■ Aim of the task
Lines that contain the string "name" are to be copied; leave out all others.

■ Input material
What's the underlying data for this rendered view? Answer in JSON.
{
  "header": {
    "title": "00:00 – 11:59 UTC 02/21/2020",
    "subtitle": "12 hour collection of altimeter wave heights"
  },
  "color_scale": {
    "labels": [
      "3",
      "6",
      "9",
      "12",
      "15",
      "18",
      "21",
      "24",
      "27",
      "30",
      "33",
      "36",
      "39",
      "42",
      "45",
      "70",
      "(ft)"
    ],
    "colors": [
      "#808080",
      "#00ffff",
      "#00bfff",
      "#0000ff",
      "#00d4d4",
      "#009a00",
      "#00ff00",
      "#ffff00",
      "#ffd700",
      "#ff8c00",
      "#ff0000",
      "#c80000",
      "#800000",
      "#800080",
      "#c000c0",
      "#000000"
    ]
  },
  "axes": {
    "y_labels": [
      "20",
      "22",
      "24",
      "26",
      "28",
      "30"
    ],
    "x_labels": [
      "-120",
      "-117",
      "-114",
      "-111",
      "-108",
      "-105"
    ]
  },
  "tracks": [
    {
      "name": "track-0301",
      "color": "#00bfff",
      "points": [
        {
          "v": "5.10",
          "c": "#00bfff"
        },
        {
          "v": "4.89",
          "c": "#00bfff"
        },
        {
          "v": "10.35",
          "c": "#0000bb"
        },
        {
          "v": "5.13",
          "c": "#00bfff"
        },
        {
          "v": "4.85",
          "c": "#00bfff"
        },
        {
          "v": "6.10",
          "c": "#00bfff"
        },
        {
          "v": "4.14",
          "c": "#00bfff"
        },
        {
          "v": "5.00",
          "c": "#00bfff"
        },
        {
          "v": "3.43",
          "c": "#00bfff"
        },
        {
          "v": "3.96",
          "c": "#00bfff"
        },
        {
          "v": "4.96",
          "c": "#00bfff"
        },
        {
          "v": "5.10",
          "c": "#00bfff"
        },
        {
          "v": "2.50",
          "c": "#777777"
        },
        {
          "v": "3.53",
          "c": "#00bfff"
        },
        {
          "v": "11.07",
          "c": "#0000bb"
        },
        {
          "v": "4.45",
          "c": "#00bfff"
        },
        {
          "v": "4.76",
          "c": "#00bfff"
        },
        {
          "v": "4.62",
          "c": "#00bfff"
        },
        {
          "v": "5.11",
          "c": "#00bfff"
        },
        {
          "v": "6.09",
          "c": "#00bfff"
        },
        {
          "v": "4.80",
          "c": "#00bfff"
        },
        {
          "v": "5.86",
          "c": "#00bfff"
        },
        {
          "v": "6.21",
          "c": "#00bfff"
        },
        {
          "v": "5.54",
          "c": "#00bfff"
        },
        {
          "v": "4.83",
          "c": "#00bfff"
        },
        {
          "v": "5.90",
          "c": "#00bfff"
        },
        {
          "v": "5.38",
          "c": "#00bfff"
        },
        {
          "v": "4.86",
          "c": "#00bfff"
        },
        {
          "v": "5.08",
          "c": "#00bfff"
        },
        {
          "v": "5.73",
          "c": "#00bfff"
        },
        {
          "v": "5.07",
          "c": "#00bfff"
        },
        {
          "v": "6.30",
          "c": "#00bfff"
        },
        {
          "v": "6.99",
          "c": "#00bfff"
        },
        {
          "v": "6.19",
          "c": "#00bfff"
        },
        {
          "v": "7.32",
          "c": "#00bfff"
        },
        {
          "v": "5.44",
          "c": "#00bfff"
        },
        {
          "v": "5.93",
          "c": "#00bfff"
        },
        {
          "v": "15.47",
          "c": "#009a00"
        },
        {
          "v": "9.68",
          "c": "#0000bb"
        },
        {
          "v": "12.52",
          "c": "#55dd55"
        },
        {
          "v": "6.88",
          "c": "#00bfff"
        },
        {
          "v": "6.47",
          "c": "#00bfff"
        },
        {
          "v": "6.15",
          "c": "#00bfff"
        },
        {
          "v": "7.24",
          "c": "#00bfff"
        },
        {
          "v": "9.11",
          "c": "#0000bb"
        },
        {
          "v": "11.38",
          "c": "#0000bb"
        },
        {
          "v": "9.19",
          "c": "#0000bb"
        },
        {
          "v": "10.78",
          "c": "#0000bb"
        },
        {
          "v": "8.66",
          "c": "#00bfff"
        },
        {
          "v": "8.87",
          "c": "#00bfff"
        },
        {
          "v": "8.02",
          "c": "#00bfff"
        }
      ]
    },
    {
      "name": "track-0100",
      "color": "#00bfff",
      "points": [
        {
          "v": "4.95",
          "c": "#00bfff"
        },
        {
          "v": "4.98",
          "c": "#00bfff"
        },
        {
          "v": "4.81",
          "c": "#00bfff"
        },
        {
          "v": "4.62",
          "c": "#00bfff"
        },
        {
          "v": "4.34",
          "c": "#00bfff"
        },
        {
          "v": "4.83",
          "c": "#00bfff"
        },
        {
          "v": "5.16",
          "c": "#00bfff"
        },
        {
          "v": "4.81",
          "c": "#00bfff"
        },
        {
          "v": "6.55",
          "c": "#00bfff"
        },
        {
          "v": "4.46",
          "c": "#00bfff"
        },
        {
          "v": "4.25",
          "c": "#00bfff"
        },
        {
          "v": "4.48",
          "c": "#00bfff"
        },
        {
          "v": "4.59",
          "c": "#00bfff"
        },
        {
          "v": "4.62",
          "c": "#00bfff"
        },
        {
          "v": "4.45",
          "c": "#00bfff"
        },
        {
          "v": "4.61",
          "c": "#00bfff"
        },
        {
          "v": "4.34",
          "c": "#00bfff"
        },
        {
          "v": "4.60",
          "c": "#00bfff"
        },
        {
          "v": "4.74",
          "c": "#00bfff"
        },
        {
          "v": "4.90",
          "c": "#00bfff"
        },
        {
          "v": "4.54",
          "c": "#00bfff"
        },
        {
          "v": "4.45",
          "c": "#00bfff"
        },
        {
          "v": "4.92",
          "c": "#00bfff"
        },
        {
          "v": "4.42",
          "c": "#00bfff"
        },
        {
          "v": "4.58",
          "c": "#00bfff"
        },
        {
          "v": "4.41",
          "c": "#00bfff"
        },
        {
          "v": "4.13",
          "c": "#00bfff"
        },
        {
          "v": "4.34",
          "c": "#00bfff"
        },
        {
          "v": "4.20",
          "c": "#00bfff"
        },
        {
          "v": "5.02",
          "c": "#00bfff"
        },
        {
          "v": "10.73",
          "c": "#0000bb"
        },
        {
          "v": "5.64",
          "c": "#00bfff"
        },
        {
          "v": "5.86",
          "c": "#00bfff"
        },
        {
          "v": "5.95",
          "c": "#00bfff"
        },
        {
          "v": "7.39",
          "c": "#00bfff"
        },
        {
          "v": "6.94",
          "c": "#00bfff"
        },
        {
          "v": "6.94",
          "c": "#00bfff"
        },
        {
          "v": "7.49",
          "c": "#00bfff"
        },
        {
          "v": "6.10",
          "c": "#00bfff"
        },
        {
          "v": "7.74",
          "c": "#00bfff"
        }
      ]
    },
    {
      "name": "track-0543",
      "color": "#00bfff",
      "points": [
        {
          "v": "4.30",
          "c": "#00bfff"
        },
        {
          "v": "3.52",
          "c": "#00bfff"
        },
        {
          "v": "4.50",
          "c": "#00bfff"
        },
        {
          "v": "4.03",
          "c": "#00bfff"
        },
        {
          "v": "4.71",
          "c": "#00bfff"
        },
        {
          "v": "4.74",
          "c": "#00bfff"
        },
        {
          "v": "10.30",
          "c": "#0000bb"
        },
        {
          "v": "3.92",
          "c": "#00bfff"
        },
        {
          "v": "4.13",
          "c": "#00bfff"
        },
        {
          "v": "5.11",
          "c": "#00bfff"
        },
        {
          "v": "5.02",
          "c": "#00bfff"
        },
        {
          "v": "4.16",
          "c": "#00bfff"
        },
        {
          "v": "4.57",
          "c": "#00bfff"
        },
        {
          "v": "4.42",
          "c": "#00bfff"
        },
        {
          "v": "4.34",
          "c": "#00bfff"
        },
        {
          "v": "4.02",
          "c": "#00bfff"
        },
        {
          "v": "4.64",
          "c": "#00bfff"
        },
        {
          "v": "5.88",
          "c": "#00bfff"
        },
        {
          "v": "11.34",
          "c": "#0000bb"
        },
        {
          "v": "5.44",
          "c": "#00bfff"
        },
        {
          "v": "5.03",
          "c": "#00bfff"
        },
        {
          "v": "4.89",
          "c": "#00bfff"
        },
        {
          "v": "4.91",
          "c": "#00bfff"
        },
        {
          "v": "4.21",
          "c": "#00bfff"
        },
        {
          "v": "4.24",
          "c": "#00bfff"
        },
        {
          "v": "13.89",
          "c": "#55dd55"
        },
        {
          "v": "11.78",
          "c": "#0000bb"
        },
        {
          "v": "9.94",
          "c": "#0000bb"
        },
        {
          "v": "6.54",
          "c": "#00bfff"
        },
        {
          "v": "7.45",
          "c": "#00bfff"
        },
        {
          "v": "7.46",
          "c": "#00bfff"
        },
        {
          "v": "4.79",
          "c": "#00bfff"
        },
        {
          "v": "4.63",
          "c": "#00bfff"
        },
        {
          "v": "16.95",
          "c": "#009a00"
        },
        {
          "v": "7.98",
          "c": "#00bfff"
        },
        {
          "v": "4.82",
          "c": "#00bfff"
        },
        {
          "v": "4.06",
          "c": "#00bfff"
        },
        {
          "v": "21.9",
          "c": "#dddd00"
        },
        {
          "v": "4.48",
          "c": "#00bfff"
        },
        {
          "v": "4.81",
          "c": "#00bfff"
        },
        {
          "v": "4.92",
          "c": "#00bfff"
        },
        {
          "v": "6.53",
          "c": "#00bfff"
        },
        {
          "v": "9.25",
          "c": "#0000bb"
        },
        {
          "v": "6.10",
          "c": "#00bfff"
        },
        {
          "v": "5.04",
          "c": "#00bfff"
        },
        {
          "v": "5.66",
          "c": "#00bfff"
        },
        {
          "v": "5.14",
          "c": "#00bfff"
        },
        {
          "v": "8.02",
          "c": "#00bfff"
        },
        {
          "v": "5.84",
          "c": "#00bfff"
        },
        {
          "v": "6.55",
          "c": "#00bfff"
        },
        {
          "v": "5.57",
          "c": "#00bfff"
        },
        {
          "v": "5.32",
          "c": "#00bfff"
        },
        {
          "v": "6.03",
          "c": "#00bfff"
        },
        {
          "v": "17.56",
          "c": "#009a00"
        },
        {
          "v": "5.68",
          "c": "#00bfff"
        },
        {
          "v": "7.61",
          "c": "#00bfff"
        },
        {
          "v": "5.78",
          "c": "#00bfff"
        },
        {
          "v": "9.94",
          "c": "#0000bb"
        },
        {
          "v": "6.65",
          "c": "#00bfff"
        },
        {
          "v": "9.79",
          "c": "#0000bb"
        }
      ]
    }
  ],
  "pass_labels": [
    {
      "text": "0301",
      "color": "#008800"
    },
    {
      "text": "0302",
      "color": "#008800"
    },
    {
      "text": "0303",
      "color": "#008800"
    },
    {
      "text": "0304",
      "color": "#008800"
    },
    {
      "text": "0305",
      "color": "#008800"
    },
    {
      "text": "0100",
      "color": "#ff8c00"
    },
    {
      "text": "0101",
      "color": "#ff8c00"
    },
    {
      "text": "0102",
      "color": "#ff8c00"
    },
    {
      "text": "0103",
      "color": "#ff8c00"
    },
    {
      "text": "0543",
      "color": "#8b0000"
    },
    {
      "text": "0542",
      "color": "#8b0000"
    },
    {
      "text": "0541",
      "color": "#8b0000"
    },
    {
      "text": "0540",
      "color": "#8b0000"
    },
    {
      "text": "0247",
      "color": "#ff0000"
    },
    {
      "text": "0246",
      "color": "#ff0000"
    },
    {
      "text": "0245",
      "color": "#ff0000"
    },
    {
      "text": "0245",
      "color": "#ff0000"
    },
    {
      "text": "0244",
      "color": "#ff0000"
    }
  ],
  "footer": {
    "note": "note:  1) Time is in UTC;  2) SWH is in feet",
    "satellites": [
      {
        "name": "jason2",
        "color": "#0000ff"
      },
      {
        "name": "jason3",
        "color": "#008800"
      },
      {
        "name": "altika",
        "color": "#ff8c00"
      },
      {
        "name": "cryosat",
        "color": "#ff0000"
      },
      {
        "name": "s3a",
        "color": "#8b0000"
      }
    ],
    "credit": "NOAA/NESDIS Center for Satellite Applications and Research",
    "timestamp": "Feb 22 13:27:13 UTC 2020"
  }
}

■ Answer to this task
      "name": "track-0301",
      "name": "track-0100",
      "name": "track-0543",
        "name": "jason2",
        "name": "jason3",
        "name": "altika",
        "name": "cryosat",
        "name": "s3a",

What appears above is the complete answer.